((

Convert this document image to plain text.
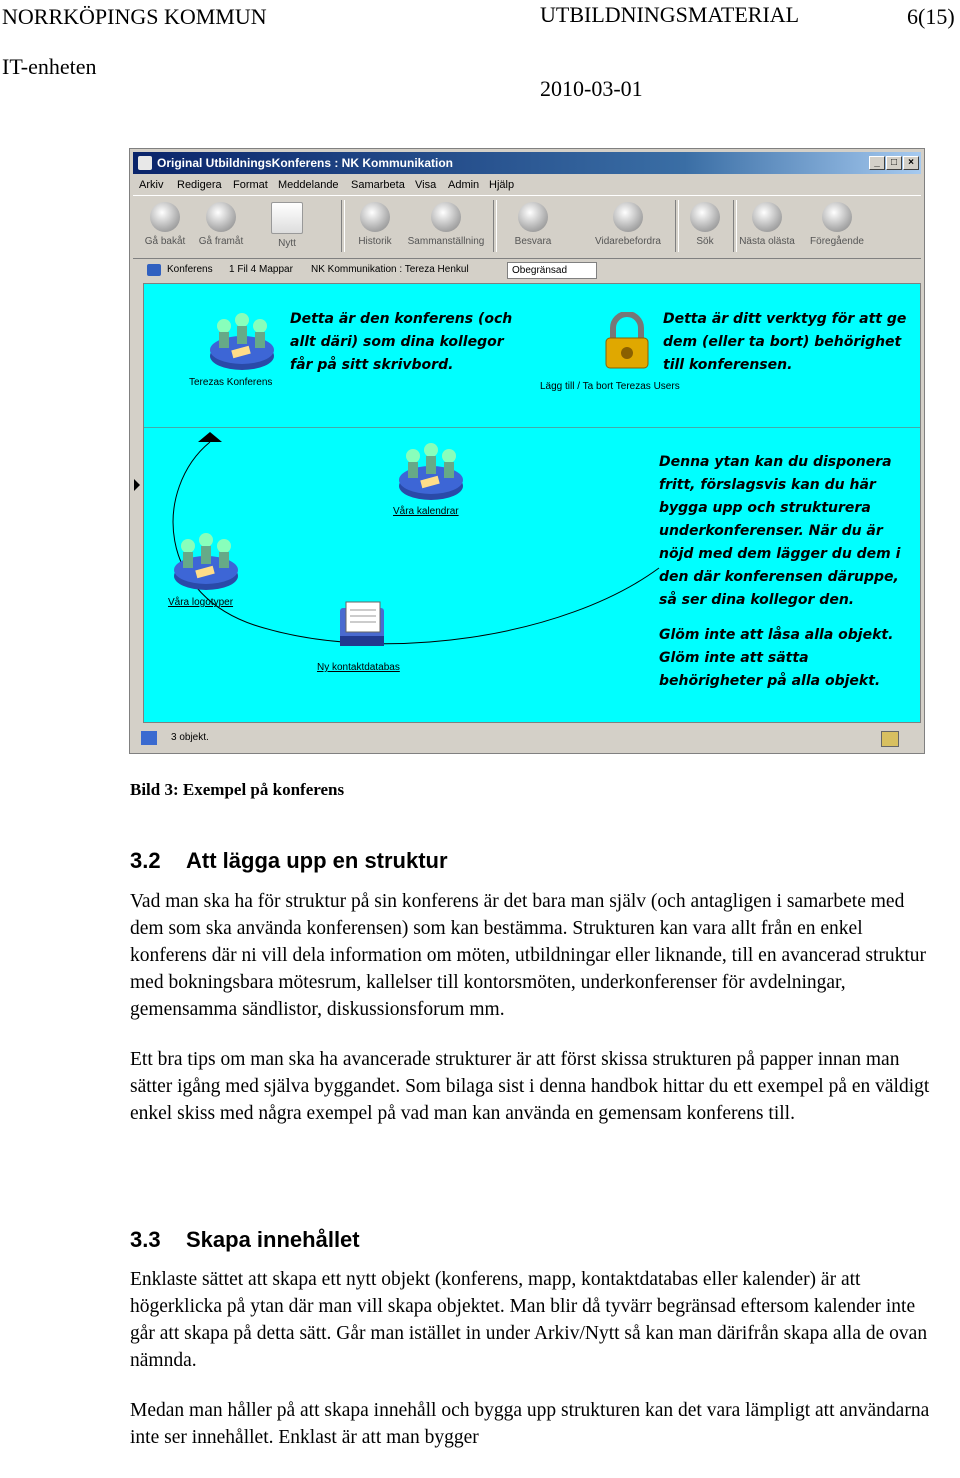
NORRKÖPINGS KOMMUN	UTBILDNINGSMATERIAL	6(15)
IT-enheten
2010-03-01
Original UtbildningsKonferens : NK Kommunikation	_	□	×
Arkiv Redigera Format Meddelande Samarbeta Visa Admin Hjälp
Gå bakåt	Gå framåt	Nytt	Historik	Sammanställning	Besvara	Vidarebefordra	Sök	Nästa olästa Föregående
Konferens 1 Fil 4 Mappar NK Kommunikation : Tereza Henkul	Obegränsad
Terezas Konferens
Detta är den konferens (och
allt däri) som dina kollegor
får på sitt skrivbord.
Lägg till / Ta bort Terezas Users
Detta är ditt verktyg för att ge
dem (eller ta bort) behörighet
till konferensen.
Våra kalendrar
Våra logotyper
Ny kontaktdatabas
Denna ytan kan du disponera
fritt, förslagsvis kan du här
bygga upp och strukturera
underkonferenser. När du är
nöjd med dem lägger du dem i
den där konferensen däruppe,
så ser dina kollegor den.
Glöm inte att låsa alla objekt.
Glöm inte att sätta
behörigheter på alla objekt.
3 objekt.
Bild 3: Exempel på konferens
3.2 Att lägga upp en struktur

Vad man ska ha för struktur på sin konferens är det bara man själv (och antagligen i samarbete med dem som ska använda konferensen) som kan bestämma. Strukturen kan vara allt från en enkel konferens där ni vill dela information om möten, utbildningar eller liknande, till en avancerad struktur med bokningsbara mötesrum, kallelser till kontorsmöten, underkonferenser för avdelningar, gemensamma sändlistor, diskussionsforum mm.

Ett bra tips om man ska ha avancerade strukturer är att först skissa strukturen på papper innan man sätter igång med själva byggandet. Som bilaga sist i denna handbok hittar du ett exempel på en väldigt enkel skiss med några exempel på vad man kan använda en gemensam konferens till.

3.3 Skapa innehållet

Enklaste sättet att skapa ett nytt objekt (konferens, mapp, kontaktdatabas eller kalender) är att högerklicka på ytan där man vill skapa objektet. Man blir då tyvärr begränsad eftersom kalender inte går att skapa på detta sätt. Går man istället in under Arkiv/Nytt så kan man därifrån skapa alla de ovan nämnda.

Medan man håller på att skapa innehåll och bygga upp strukturen kan det vara lämpligt att användarna inte ser innehållet. Enklast är att man bygger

))

*TASK TO CARRY OUT*. Search the preceding listing for "innehållet" and extract every line where it is found.

*RESPONSE FOR THIS EXERCISE*.
3.3 Skapa innehållet
Medan man håller på att skapa innehåll och bygga upp strukturen kan det vara lämpligt att användarna inte ser innehållet. Enklast är att man bygger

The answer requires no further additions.